> _Exercise inputs_
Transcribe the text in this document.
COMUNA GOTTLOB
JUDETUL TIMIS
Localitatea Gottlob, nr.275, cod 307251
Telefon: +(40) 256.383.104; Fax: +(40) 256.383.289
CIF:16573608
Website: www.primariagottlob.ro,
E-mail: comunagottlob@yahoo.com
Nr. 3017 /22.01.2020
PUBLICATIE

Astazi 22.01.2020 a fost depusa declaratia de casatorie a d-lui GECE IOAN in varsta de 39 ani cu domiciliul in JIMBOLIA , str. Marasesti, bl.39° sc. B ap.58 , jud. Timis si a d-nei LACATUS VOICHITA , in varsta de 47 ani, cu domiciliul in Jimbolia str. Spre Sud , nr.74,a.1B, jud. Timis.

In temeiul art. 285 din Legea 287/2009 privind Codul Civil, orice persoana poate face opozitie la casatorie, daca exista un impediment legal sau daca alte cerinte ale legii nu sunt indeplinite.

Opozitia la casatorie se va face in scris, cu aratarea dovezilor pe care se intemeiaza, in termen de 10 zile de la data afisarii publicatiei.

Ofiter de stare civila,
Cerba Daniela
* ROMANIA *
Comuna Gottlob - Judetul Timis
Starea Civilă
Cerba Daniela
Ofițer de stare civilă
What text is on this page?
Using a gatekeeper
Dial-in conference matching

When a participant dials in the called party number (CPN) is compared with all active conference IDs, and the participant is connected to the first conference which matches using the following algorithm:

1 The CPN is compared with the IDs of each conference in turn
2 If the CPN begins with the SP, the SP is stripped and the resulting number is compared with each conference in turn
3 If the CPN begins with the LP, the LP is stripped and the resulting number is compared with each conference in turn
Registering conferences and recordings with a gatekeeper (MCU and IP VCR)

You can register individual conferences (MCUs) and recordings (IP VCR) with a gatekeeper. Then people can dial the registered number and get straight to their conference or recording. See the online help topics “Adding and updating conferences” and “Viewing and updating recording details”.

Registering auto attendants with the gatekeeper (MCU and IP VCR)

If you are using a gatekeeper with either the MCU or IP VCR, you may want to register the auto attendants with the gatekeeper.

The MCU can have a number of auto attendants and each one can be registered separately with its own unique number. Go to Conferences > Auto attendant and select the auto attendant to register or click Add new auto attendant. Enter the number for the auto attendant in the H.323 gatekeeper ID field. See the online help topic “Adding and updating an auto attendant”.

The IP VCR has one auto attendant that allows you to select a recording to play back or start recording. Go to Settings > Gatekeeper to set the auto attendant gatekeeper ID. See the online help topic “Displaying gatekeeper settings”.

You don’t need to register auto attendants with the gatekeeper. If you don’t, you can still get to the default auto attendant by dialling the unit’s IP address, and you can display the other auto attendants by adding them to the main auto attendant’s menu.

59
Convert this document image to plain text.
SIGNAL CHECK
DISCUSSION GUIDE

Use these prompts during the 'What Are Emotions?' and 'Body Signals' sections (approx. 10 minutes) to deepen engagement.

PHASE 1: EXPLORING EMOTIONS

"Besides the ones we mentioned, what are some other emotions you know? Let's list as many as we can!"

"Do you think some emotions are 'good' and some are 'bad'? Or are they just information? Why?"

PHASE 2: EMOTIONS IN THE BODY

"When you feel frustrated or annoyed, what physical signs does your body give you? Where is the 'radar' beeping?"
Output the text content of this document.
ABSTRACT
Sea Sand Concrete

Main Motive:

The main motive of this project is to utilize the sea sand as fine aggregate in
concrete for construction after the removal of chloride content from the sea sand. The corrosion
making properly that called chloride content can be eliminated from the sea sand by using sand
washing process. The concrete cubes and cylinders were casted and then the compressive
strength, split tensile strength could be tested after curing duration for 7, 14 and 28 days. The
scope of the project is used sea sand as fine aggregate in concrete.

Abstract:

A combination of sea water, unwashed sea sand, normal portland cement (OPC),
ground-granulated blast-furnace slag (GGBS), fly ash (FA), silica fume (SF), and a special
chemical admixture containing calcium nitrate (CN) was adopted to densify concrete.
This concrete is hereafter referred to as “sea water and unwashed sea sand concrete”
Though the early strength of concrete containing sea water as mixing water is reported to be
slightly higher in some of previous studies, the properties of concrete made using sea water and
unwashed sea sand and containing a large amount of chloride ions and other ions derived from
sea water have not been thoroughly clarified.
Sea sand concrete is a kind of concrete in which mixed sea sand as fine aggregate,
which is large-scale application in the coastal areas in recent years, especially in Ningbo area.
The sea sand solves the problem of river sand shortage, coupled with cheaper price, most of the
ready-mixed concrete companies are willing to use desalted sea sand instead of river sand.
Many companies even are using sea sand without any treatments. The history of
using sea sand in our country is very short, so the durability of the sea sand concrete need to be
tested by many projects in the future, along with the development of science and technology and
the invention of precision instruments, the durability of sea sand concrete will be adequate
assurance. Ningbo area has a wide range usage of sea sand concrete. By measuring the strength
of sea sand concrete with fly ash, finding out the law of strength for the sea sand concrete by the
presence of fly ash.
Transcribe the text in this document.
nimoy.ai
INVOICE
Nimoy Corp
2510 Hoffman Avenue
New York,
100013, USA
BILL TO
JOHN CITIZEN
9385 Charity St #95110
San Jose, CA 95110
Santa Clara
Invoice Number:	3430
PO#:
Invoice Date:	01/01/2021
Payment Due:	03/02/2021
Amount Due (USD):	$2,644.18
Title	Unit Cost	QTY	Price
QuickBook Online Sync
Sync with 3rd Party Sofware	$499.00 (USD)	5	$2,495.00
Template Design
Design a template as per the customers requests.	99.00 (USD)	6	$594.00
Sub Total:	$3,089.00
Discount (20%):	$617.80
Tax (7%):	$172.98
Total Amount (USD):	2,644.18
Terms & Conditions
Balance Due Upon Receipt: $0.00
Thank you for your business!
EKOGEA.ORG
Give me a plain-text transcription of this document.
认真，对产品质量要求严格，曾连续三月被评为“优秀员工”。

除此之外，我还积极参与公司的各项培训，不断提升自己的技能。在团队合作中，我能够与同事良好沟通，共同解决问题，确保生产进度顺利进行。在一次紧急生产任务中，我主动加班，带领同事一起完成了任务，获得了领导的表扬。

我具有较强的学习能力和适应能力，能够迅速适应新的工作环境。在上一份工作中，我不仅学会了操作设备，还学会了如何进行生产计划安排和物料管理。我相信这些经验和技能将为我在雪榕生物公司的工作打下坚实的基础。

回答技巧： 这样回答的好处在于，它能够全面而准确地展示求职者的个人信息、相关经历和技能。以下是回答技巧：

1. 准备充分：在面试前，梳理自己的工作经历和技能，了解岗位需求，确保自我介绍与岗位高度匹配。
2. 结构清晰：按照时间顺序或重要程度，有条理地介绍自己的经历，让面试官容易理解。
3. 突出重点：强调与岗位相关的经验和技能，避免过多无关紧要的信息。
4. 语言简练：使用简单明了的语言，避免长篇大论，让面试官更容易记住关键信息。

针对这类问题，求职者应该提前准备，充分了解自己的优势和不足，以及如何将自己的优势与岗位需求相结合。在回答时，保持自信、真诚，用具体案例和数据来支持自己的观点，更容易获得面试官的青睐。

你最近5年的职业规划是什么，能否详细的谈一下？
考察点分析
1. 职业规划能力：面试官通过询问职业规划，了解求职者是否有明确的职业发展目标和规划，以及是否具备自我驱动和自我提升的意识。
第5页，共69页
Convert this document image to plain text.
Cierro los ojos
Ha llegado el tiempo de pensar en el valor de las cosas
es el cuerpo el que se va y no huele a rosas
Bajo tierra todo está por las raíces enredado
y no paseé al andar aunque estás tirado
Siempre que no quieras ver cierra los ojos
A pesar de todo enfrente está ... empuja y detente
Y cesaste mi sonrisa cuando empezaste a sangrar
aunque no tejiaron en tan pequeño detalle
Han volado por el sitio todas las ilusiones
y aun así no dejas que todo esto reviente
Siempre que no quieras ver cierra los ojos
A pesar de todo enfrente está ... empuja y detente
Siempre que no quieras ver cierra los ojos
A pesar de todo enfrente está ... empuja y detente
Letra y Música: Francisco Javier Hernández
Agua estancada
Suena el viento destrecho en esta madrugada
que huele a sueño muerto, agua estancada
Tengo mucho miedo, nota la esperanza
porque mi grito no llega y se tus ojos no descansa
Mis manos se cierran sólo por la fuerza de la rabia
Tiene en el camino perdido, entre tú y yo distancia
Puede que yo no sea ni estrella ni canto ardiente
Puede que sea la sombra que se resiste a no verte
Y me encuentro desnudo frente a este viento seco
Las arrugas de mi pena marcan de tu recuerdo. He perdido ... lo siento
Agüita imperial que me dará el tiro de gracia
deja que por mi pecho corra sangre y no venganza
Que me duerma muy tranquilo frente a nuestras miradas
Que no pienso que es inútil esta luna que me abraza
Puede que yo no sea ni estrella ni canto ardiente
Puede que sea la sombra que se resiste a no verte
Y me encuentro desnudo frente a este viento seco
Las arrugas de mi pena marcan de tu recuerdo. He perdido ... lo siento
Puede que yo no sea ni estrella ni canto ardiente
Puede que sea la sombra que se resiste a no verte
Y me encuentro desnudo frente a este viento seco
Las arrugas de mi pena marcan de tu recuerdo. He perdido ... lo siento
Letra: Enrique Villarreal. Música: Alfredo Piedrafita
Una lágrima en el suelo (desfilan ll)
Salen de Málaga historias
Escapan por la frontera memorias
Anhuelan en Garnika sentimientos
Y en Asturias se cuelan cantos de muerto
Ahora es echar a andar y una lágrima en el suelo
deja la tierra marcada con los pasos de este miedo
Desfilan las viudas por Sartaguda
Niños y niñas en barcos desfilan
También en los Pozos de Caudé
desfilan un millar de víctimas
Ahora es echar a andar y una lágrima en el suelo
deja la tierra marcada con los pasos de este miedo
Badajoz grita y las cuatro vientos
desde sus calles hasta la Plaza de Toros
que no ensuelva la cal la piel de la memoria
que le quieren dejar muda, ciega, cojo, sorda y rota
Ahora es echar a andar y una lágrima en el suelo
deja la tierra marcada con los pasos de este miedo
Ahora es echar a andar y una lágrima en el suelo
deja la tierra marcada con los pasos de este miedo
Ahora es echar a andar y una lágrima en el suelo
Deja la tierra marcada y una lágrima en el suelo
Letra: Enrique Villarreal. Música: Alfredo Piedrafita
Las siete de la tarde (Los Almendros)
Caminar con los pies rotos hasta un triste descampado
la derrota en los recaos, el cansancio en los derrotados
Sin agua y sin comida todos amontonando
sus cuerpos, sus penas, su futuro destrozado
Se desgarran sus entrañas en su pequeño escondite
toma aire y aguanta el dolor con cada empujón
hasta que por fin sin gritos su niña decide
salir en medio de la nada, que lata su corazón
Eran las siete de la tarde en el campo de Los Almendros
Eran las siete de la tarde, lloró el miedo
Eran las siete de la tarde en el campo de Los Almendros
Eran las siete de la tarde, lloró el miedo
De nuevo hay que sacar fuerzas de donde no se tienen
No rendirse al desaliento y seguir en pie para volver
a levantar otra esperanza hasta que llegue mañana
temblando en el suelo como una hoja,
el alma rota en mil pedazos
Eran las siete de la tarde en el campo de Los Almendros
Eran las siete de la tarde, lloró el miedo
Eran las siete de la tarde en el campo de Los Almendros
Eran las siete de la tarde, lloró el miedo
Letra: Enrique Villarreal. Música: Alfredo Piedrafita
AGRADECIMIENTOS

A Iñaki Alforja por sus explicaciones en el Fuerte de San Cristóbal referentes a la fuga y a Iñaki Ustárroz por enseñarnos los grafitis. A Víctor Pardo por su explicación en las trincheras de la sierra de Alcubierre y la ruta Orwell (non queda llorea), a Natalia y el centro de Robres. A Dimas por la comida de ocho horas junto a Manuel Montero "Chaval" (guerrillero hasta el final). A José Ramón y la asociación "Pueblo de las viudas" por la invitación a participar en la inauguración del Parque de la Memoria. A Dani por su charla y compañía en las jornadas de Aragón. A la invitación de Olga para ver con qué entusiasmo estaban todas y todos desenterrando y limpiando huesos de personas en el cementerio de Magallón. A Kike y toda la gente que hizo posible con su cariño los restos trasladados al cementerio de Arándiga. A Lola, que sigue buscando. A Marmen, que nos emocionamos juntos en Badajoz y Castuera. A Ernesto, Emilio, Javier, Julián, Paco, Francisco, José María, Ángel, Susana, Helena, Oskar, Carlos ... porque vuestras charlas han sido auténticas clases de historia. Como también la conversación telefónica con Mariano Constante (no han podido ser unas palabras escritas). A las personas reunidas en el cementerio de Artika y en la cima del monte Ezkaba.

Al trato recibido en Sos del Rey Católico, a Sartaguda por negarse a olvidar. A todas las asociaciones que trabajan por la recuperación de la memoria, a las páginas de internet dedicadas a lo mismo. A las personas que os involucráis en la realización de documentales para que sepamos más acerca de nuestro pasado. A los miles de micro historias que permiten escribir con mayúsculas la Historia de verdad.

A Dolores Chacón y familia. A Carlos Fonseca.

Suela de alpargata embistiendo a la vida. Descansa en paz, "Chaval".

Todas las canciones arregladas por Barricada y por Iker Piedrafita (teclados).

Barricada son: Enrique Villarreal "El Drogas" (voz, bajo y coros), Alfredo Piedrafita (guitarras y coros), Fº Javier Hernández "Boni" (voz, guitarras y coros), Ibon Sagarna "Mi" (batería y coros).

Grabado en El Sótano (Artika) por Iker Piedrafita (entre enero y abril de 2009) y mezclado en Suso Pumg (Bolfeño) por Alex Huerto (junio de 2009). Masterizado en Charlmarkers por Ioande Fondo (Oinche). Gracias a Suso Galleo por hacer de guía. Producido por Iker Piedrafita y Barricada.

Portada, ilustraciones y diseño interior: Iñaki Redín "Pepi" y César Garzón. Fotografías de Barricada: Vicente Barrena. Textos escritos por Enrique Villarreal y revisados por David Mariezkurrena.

> _What you have to do_
Only the number is wanted: how many lines in the preceding entries hold the string "unwashed"?

> _Problem solution_
3